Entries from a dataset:
==========

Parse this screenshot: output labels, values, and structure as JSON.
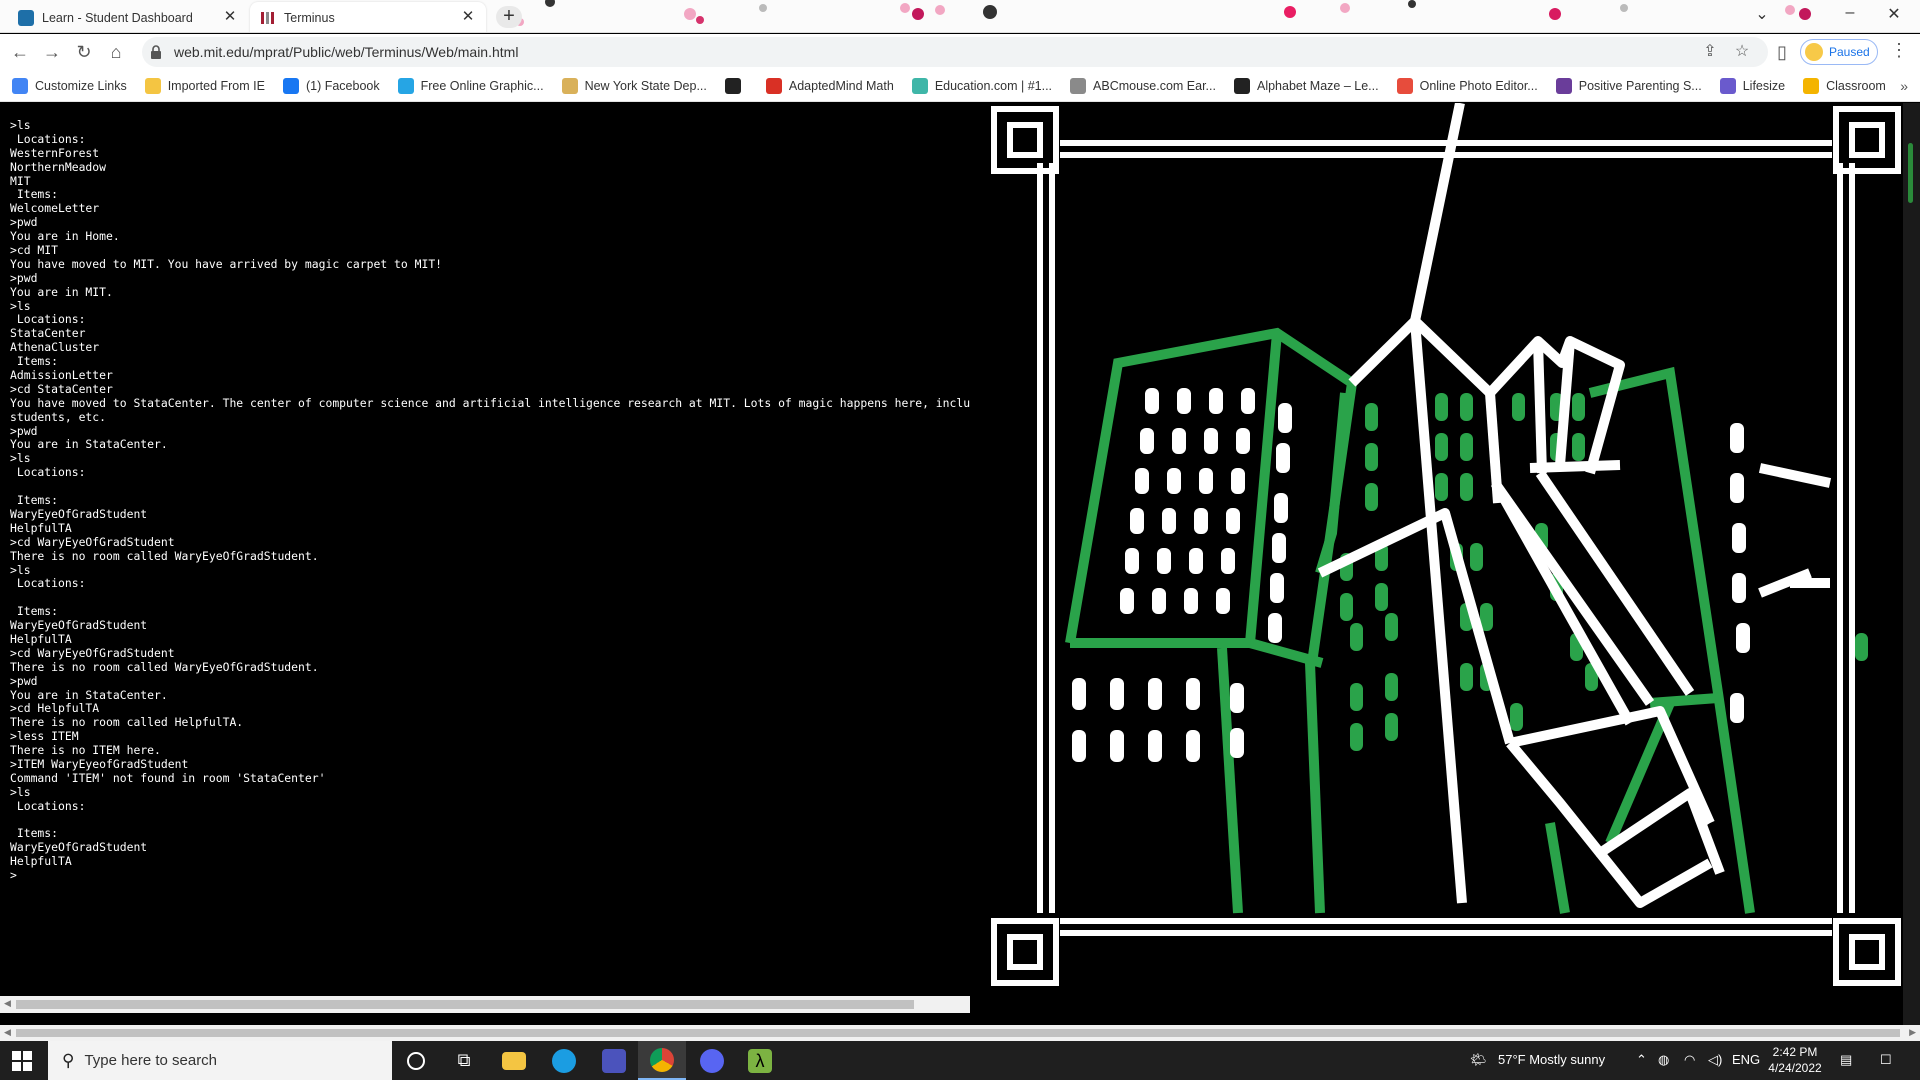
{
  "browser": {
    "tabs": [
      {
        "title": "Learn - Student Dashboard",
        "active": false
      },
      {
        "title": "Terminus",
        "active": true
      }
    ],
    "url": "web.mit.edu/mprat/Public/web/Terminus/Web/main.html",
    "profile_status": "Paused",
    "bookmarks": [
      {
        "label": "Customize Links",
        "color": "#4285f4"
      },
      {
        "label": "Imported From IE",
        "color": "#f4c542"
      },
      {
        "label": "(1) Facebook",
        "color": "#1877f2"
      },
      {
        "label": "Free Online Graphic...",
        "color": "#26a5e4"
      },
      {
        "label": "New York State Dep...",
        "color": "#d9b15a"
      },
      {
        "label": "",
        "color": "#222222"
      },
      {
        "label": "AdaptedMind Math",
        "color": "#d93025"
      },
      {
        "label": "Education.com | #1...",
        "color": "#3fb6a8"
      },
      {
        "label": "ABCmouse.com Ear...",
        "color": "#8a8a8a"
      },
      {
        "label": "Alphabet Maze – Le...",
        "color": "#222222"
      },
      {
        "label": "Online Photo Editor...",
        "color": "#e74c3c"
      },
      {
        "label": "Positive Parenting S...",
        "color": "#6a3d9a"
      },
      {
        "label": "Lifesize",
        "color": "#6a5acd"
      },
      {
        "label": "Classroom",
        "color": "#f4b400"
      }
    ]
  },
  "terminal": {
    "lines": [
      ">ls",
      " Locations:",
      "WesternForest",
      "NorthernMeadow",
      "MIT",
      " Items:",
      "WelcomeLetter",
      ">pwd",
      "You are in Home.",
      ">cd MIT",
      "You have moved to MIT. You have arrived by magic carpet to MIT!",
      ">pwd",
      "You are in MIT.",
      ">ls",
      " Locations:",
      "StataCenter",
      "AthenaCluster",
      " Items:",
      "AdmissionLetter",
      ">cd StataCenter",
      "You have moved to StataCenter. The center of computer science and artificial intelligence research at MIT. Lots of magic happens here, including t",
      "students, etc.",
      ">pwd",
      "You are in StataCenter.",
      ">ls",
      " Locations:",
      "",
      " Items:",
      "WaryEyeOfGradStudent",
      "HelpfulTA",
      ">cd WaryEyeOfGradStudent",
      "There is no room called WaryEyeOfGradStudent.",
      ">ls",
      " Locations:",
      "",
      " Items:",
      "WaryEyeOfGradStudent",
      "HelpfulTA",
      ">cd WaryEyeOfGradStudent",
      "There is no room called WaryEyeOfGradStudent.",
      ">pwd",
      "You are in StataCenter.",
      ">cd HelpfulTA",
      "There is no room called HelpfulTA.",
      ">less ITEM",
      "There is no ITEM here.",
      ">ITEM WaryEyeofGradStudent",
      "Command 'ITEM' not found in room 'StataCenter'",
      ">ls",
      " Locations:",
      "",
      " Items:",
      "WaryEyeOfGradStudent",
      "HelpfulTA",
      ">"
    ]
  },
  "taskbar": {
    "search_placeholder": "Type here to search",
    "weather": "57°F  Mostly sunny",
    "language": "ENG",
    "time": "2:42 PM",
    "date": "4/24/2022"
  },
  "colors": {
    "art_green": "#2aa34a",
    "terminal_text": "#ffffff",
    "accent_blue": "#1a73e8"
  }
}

==========

§ SET PROBLEM
Without including any picture, repeat the data exactly.

§ RESPONSE TO THE EXERCISE
Parse this screenshot: output labels, values, and structure as JSON.
{
  "browser": {
    "tabs": [
      {
        "title": "Learn - Student Dashboard",
        "active": false
      },
      {
        "title": "Terminus",
        "active": true
      }
    ],
    "url": "web.mit.edu/mprat/Public/web/Terminus/Web/main.html",
    "profile_status": "Paused",
    "bookmarks": [
      {
        "label": "Customize Links",
        "color": "#4285f4"
      },
      {
        "label": "Imported From IE",
        "color": "#f4c542"
      },
      {
        "label": "(1) Facebook",
        "color": "#1877f2"
      },
      {
        "label": "Free Online Graphic...",
        "color": "#26a5e4"
      },
      {
        "label": "New York State Dep...",
        "color": "#d9b15a"
      },
      {
        "label": "",
        "color": "#222222"
      },
      {
        "label": "AdaptedMind Math",
        "color": "#d93025"
      },
      {
        "label": "Education.com | #1...",
        "color": "#3fb6a8"
      },
      {
        "label": "ABCmouse.com Ear...",
        "color": "#8a8a8a"
      },
      {
        "label": "Alphabet Maze – Le...",
        "color": "#222222"
      },
      {
        "label": "Online Photo Editor...",
        "color": "#e74c3c"
      },
      {
        "label": "Positive Parenting S...",
        "color": "#6a3d9a"
      },
      {
        "label": "Lifesize",
        "color": "#6a5acd"
      },
      {
        "label": "Classroom",
        "color": "#f4b400"
      }
    ]
  },
  "terminal": {
    "lines": [
      ">ls",
      " Locations:",
      "WesternForest",
      "NorthernMeadow",
      "MIT",
      " Items:",
      "WelcomeLetter",
      ">pwd",
      "You are in Home.",
      ">cd MIT",
      "You have moved to MIT. You have arrived by magic carpet to MIT!",
      ">pwd",
      "You are in MIT.",
      ">ls",
      " Locations:",
      "StataCenter",
      "AthenaCluster",
      " Items:",
      "AdmissionLetter",
      ">cd StataCenter",
      "You have moved to StataCenter. The center of computer science and artificial intelligence research at MIT. Lots of magic happens here, including t",
      "students, etc.",
      ">pwd",
      "You are in StataCenter.",
      ">ls",
      " Locations:",
      "",
      " Items:",
      "WaryEyeOfGradStudent",
      "HelpfulTA",
      ">cd WaryEyeOfGradStudent",
      "There is no room called WaryEyeOfGradStudent.",
      ">ls",
      " Locations:",
      "",
      " Items:",
      "WaryEyeOfGradStudent",
      "HelpfulTA",
      ">cd WaryEyeOfGradStudent",
      "There is no room called WaryEyeOfGradStudent.",
      ">pwd",
      "You are in StataCenter.",
      ">cd HelpfulTA",
      "There is no room called HelpfulTA.",
      ">less ITEM",
      "There is no ITEM here.",
      ">ITEM WaryEyeofGradStudent",
      "Command 'ITEM' not found in room 'StataCenter'",
      ">ls",
      " Locations:",
      "",
      " Items:",
      "WaryEyeOfGradStudent",
      "HelpfulTA",
      ">"
    ]
  },
  "taskbar": {
    "search_placeholder": "Type here to search",
    "weather": "57°F  Mostly sunny",
    "language": "ENG",
    "time": "2:42 PM",
    "date": "4/24/2022"
  },
  "colors": {
    "art_green": "#2aa34a",
    "terminal_text": "#ffffff",
    "accent_blue": "#1a73e8"
  }
}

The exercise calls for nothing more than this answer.